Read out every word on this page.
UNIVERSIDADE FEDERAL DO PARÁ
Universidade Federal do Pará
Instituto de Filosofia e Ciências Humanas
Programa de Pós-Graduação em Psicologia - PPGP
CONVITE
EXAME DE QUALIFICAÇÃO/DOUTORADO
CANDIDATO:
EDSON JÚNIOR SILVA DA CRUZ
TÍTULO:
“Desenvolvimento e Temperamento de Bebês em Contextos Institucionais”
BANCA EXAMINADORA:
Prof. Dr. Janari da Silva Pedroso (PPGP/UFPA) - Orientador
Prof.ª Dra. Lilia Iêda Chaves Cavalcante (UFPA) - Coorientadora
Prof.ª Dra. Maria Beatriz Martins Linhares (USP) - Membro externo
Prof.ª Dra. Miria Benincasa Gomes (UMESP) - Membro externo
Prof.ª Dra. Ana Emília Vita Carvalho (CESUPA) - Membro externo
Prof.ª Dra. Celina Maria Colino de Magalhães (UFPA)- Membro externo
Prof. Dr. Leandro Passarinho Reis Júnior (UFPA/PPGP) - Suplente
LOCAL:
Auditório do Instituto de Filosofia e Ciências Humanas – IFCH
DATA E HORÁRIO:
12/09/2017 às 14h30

## JOB:
Copy each line that holds the word "PPGP".

## REPLY TO THE EXERCISE:
Programa de Pós-Graduação em Psicologia - PPGP
Prof. Dr. Janari da Silva Pedroso (PPGP/UFPA) - Orientador
Prof. Dr. Leandro Passarinho Reis Júnior (UFPA/PPGP) - Suplente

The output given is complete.